— START OF Exercise input —

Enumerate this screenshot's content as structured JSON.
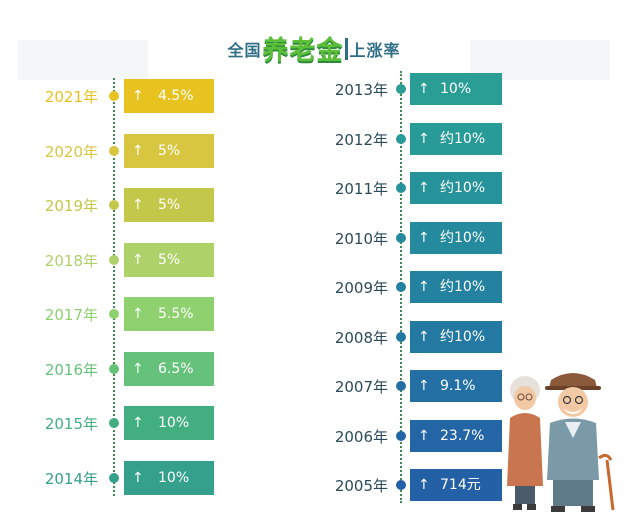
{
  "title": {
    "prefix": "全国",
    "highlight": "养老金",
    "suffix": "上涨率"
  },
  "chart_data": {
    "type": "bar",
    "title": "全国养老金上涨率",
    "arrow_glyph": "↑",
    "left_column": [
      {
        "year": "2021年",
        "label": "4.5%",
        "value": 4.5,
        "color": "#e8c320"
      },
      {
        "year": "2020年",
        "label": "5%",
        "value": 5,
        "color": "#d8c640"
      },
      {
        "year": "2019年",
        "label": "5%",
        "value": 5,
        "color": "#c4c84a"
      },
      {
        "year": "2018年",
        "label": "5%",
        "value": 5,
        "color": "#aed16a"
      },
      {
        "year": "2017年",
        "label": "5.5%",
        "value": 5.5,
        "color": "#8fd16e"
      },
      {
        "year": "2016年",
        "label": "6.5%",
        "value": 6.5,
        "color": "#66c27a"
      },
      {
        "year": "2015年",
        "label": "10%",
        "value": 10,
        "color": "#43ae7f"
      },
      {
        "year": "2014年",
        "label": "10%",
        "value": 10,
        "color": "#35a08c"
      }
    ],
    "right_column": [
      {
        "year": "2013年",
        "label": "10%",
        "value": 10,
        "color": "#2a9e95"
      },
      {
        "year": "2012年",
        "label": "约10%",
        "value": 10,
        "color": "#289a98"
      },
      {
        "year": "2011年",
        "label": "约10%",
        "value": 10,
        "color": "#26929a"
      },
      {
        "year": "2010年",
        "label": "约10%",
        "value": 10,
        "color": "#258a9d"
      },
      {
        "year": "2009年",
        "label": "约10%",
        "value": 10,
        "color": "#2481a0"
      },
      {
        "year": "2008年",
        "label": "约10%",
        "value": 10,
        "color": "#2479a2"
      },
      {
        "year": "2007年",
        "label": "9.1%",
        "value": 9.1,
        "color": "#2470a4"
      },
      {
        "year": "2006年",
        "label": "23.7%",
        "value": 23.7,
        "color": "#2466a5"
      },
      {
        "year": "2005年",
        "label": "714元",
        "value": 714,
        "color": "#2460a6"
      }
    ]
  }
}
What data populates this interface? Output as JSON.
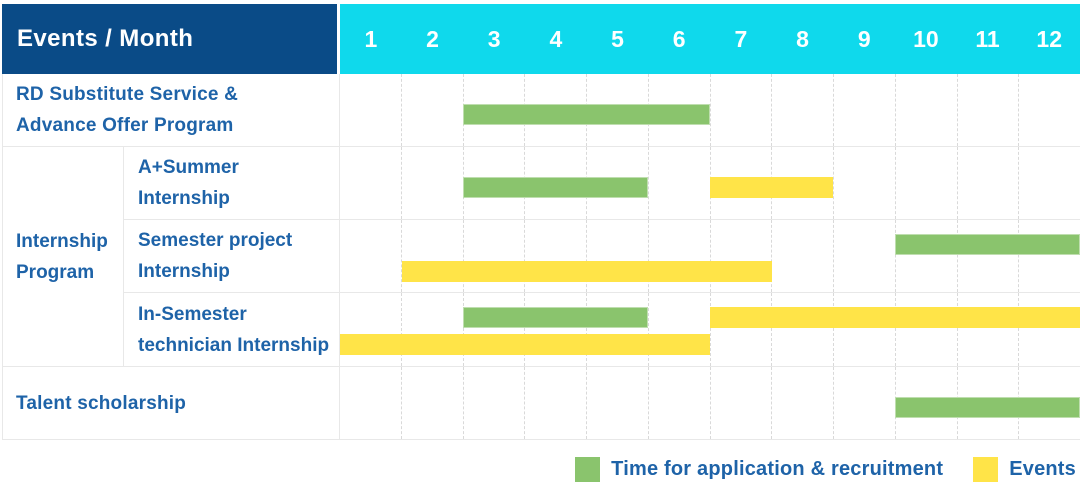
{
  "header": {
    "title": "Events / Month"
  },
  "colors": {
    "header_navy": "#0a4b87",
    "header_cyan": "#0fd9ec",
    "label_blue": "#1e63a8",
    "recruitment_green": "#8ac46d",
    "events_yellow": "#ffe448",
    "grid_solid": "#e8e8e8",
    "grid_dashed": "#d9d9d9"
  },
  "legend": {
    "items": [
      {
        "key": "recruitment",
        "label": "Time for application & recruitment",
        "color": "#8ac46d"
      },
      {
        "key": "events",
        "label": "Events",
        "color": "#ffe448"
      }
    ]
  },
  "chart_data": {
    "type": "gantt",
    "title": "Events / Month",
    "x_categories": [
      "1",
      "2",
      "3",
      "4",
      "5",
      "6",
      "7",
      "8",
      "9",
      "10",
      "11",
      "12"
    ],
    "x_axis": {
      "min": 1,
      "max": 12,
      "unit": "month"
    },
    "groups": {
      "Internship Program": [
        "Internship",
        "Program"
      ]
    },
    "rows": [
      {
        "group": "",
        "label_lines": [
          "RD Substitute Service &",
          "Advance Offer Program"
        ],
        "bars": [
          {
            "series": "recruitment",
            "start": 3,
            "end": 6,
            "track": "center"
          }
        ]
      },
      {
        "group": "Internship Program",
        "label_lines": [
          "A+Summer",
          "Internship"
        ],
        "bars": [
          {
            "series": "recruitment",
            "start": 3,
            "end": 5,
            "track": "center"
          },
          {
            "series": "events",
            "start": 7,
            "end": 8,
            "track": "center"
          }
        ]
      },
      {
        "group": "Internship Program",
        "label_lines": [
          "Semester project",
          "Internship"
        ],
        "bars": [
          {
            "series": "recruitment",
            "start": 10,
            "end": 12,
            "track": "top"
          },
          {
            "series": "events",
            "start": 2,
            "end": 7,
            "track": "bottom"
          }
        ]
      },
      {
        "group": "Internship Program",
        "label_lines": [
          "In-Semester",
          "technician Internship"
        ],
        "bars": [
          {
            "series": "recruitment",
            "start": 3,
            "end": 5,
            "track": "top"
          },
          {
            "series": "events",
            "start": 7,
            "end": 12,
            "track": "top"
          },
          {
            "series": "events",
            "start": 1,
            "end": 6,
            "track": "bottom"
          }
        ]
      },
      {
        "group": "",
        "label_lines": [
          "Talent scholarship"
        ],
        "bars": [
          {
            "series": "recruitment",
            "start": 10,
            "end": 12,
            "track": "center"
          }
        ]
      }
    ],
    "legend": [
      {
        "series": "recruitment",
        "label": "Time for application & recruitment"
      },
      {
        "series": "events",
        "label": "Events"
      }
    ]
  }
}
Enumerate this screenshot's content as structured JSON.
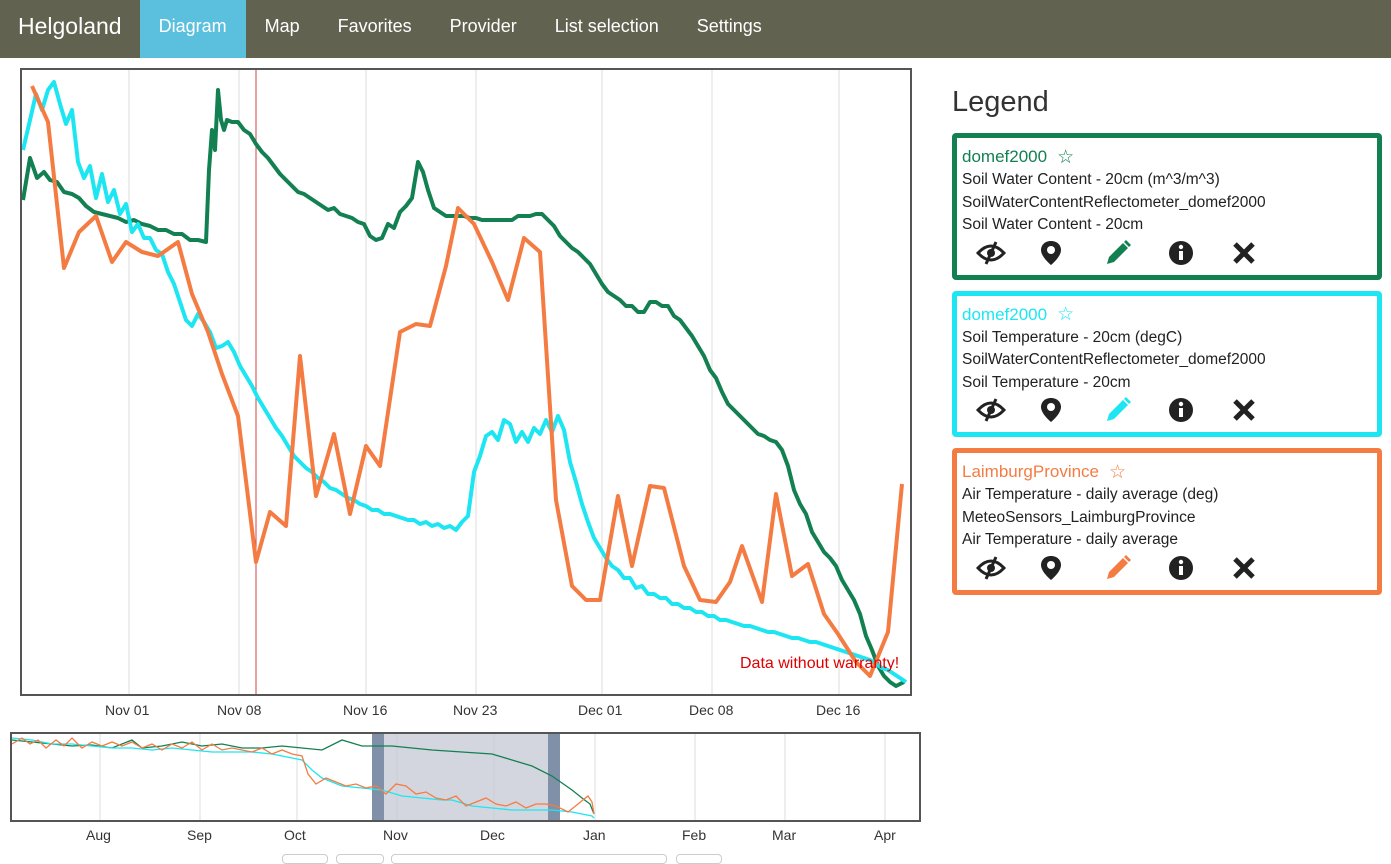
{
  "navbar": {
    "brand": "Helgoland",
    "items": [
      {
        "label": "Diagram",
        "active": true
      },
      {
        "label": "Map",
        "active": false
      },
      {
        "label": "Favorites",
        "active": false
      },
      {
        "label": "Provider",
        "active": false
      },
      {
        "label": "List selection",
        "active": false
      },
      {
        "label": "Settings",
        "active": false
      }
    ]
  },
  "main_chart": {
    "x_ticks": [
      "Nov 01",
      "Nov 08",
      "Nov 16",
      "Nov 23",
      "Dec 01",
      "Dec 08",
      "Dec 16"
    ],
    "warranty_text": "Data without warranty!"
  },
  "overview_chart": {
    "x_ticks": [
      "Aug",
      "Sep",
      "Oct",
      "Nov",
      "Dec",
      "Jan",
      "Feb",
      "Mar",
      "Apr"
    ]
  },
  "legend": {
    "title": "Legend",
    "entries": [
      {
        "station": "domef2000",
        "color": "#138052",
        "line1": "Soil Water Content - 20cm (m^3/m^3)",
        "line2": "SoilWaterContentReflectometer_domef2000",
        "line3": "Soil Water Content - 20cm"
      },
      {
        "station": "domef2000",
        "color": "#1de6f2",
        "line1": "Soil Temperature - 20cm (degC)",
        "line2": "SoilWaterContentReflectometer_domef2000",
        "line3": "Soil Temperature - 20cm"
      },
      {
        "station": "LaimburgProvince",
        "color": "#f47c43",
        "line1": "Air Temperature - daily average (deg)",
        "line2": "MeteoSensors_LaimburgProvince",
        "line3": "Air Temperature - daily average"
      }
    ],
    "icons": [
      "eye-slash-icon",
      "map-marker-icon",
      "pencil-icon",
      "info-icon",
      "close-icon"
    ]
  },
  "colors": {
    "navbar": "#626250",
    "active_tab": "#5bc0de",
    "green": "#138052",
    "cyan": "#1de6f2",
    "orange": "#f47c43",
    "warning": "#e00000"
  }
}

— END OF Exercise input —

• [Exercise requirements]: Write out every line of the preceding listing that contains "title".

• [Answer to the task]:
  "title": {
    "title": "全国养老金上涨率",
    "title": "Events / Month"
    "title": "Events / Month",
    "title": "Legend",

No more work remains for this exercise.